» AIM
Output every line of the records, from the very first line through the line containing "- legend-label: nukleär (extra", as a JSON list of strings with one string per line, leaving out blank lines.

***

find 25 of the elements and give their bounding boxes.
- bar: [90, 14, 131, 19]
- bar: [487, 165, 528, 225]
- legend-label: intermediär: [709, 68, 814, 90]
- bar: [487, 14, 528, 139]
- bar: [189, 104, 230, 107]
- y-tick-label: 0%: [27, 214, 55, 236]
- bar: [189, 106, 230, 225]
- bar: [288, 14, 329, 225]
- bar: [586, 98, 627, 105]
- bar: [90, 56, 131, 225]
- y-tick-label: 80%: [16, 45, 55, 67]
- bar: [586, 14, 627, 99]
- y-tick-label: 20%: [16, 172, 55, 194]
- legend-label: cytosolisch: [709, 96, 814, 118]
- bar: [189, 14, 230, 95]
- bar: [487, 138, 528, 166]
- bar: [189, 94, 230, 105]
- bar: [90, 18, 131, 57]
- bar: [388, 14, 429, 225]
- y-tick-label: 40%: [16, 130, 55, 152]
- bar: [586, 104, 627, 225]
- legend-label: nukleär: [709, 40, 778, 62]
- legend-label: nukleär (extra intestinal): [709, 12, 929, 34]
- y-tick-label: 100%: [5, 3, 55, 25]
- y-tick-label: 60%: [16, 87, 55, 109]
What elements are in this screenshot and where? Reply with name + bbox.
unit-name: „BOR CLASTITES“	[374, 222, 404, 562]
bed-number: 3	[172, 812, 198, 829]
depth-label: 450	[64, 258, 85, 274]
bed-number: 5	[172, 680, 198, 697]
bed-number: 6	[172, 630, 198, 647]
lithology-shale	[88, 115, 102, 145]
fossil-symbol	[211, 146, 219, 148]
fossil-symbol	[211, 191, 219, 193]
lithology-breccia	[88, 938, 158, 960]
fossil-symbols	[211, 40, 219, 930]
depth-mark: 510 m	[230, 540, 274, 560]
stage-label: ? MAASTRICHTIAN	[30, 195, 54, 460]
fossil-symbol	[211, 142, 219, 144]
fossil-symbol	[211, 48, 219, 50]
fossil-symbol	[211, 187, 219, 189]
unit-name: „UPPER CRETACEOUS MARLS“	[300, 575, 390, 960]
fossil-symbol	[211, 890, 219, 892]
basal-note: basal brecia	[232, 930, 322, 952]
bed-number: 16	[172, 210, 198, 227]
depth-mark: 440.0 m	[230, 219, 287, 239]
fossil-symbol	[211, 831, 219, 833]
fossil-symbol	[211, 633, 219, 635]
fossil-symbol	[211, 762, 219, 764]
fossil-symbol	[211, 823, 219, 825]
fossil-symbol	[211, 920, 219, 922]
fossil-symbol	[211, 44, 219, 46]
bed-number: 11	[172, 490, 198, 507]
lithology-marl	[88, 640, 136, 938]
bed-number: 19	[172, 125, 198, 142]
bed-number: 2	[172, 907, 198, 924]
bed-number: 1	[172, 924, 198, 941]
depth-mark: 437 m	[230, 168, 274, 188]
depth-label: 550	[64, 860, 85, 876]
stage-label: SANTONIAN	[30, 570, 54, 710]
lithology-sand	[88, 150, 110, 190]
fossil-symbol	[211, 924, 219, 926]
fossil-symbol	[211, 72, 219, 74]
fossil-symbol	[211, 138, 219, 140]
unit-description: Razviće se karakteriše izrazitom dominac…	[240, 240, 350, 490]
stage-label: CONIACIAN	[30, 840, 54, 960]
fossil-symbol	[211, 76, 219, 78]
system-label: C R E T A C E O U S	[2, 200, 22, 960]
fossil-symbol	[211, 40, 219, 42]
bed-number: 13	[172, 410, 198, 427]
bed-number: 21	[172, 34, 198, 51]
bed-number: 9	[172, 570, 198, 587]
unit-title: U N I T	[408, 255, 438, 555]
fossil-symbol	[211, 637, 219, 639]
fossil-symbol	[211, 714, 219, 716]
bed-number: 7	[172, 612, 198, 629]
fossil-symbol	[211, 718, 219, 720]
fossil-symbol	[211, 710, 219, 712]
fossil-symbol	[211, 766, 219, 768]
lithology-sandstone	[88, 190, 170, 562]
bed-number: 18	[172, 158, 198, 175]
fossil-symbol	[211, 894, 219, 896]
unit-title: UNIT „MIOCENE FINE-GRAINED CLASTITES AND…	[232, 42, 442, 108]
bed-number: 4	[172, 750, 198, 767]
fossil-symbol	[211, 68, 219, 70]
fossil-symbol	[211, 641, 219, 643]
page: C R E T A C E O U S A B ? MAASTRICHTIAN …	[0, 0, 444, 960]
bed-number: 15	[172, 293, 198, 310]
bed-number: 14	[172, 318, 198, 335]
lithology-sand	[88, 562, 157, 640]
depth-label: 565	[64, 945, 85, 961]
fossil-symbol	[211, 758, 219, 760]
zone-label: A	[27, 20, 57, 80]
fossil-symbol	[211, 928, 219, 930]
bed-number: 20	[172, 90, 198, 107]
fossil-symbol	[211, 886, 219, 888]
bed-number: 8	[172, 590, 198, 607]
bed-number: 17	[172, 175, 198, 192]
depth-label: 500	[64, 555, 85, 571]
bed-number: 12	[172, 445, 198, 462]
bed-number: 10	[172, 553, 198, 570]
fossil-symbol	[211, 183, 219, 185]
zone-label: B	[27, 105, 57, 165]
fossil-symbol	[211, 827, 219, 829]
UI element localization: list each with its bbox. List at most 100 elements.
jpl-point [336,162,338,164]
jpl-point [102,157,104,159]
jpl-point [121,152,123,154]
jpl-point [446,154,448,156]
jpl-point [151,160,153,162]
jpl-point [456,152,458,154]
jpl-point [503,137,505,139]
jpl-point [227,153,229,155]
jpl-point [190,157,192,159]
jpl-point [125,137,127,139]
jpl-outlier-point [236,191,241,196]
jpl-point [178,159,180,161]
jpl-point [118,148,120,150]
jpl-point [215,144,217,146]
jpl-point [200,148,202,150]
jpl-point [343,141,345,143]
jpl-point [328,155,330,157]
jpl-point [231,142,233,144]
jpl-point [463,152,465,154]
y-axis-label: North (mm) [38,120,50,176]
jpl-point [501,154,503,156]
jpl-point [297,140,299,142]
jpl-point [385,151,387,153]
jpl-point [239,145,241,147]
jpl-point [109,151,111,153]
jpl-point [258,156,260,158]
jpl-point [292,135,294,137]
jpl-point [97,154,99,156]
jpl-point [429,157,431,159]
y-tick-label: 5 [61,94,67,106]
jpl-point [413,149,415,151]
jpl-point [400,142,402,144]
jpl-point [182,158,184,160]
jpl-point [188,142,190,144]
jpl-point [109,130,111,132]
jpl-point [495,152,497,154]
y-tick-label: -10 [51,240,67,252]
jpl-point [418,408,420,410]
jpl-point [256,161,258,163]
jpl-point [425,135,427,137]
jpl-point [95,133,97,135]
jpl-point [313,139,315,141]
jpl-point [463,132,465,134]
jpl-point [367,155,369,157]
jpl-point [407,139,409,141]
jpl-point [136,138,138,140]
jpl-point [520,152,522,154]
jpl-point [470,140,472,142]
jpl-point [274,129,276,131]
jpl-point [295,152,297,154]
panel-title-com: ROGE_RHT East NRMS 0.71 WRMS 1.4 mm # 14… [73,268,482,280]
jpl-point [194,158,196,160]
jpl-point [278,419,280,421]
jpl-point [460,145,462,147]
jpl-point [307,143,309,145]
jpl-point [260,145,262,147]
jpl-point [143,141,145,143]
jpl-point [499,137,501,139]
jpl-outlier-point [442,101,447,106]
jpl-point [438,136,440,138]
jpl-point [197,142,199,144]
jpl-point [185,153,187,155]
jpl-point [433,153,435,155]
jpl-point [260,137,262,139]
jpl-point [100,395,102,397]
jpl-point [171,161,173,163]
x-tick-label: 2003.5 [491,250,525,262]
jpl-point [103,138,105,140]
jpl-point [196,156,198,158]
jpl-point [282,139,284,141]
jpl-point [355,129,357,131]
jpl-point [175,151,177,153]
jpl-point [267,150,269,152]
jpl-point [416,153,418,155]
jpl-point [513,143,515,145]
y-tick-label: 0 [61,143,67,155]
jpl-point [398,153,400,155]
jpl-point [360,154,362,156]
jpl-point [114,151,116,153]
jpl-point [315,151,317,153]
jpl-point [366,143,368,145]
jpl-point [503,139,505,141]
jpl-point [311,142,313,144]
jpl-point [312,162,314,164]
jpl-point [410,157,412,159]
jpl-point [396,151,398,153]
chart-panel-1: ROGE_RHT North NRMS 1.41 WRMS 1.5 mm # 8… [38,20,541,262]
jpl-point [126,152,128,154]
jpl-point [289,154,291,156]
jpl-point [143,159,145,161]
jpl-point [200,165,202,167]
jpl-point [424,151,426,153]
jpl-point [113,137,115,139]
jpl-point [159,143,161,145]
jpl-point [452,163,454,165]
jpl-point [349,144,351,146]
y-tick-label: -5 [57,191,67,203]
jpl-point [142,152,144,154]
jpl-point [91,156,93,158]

***

» TASK OUTPUT
[
  "find 25 of the elements and give their bounding boxes.",
  "- bar: [90, 14, 131, 19]",
  "- bar: [487, 165, 528, 225]",
  "- legend-label: intermediär: [709, 68, 814, 90]",
  "- bar: [487, 14, 528, 139]",
  "- bar: [189, 104, 230, 107]",
  "- y-tick-label: 0%: [27, 214, 55, 236]",
  "- bar: [189, 106, 230, 225]",
  "- bar: [288, 14, 329, 225]",
  "- bar: [586, 98, 627, 105]",
  "- bar: [90, 56, 131, 225]",
  "- y-tick-label: 80%: [16, 45, 55, 67]",
  "- bar: [586, 14, 627, 99]",
  "- y-tick-label: 20%: [16, 172, 55, 194]",
  "- legend-label: cytosolisch: [709, 96, 814, 118]",
  "- bar: [189, 14, 230, 95]",
  "- bar: [487, 138, 528, 166]",
  "- bar: [189, 94, 230, 105]",
  "- bar: [90, 18, 131, 57]",
  "- bar: [388, 14, 429, 225]",
  "- y-tick-label: 40%: [16, 130, 55, 152]",
  "- bar: [586, 104, 627, 225]",
  "- legend-label: nukleär: [709, 40, 778, 62]",
  "- legend-label: nukleär (extra intestinal): [709, 12, 929, 34]"
]